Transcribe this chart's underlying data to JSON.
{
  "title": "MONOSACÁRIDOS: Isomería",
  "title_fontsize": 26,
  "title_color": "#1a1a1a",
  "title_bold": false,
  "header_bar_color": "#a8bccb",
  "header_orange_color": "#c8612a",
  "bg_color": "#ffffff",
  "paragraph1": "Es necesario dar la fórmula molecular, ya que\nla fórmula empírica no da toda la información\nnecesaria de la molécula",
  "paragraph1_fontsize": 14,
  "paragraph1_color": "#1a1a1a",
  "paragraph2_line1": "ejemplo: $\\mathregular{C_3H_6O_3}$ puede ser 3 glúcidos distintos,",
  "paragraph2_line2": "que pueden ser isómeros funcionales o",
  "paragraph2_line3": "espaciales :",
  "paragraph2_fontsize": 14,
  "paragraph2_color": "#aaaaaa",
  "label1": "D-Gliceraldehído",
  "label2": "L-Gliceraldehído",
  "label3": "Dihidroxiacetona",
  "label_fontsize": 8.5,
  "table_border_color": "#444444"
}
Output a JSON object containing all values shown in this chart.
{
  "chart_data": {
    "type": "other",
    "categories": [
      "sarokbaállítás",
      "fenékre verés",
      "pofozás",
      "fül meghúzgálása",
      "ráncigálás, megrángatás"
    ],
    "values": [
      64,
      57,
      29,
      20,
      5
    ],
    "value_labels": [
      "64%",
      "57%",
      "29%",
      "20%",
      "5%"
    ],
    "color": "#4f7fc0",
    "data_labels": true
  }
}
......
WRITTEN EXERCISE - Tell how many lines of the data above hold the string "values". Give only the number.

WRITTEN ANSWER - 2